┌─ Records for processing

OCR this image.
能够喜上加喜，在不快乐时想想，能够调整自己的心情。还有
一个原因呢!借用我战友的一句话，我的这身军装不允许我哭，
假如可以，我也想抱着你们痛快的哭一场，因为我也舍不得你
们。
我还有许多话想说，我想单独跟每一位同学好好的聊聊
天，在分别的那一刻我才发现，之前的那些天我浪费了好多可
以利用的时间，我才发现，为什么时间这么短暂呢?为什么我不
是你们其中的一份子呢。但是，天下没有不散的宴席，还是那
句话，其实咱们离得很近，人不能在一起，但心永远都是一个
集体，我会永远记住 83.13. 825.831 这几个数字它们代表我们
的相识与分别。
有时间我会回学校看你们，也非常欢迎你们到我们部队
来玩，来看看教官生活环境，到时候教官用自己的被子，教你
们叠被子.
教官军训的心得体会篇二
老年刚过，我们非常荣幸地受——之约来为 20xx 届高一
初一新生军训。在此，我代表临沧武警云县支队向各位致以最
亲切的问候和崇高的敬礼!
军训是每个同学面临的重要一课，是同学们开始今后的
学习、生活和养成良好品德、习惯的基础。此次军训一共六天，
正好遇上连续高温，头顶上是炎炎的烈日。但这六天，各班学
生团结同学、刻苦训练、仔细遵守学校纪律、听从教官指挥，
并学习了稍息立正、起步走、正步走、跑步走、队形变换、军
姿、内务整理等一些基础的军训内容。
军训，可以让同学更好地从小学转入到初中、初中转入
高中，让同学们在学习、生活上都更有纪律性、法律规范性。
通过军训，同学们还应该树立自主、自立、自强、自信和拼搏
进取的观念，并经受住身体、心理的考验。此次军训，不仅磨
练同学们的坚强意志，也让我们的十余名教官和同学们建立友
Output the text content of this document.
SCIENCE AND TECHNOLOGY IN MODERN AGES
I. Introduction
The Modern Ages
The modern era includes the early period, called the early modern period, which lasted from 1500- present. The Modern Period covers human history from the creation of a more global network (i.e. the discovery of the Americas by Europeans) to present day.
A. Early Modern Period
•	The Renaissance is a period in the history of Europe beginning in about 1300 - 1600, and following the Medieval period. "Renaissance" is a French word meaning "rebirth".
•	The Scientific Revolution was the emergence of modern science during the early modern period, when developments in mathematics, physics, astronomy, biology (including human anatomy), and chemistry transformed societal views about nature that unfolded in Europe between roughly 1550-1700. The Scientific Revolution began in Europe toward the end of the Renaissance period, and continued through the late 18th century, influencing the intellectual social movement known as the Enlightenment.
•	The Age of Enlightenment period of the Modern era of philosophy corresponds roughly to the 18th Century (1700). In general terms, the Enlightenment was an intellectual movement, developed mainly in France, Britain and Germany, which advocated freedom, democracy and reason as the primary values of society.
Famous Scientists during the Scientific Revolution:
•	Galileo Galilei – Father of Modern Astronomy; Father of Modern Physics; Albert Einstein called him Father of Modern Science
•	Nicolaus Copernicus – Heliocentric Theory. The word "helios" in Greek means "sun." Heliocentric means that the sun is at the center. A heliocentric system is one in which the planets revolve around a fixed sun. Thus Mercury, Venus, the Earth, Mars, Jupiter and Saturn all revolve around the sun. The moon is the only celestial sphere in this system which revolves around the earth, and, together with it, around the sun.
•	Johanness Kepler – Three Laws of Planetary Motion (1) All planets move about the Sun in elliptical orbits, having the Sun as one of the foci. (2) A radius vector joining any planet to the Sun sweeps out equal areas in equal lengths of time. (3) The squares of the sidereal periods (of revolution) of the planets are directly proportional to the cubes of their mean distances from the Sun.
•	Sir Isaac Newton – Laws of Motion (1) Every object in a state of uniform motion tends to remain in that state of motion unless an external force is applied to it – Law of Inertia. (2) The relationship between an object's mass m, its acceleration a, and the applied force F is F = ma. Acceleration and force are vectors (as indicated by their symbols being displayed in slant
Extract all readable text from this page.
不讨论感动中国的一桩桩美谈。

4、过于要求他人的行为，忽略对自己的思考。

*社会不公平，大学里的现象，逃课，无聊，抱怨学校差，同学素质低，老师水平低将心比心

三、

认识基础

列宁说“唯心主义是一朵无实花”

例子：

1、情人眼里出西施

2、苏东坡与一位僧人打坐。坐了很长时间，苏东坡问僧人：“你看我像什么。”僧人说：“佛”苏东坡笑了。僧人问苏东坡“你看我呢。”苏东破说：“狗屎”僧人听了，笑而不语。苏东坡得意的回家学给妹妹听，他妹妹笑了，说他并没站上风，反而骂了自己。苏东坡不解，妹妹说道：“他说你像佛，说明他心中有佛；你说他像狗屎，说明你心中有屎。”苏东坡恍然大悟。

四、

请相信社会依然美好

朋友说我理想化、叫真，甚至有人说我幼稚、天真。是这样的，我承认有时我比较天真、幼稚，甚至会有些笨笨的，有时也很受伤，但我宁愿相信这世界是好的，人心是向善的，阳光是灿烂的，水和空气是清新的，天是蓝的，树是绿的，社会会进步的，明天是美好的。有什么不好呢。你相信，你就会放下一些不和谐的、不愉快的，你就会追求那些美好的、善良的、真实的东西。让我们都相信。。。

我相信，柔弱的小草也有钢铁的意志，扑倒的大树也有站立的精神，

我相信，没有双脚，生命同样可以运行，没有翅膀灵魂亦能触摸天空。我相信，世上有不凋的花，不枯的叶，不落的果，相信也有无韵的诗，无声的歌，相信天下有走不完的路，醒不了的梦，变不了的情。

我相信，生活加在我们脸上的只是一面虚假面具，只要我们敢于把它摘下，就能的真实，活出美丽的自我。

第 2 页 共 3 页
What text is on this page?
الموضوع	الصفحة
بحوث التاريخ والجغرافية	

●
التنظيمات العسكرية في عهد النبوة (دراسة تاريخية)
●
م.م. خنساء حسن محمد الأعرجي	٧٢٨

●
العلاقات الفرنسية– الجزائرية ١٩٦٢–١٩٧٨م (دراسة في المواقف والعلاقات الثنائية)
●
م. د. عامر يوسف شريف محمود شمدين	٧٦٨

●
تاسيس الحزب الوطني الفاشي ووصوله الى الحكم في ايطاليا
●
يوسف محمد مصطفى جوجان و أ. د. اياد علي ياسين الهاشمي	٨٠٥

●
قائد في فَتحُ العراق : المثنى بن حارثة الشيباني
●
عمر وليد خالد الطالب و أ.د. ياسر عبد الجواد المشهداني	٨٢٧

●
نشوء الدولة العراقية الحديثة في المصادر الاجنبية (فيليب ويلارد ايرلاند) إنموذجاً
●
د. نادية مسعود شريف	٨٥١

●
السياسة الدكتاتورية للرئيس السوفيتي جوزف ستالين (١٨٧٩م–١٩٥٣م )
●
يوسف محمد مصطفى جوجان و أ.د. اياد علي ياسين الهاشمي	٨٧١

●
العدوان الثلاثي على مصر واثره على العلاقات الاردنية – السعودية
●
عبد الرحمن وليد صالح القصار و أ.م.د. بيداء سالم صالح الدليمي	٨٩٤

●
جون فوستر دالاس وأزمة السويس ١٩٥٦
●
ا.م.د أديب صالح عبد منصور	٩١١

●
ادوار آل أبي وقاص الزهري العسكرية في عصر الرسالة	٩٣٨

└─

■ **Your objective**
Go over the data above and copy every line that has the word "Motion" in it.

■ **Solved exercise**
•	Johanness Kepler – Three Laws of Planetary Motion (1) All planets move about the Sun in elliptical orbits, having the Sun as one of the foci. (2) A radius vector joining any planet to the Sun sweeps out equal areas in equal lengths of time. (3) The squares of the sidereal periods (of revolution) of the planets are directly proportional to the cubes of their mean distances from the Sun.
•	Sir Isaac Newton – Laws of Motion (1) Every object in a state of uniform motion tends to remain in that state of motion unless an external force is applied to it – Law of Inertia. (2) The relationship between an object's mass m, its acceleration a, and the applied force F is F = ma. Acceleration and force are vectors (as indicated by their symbols being displayed in slant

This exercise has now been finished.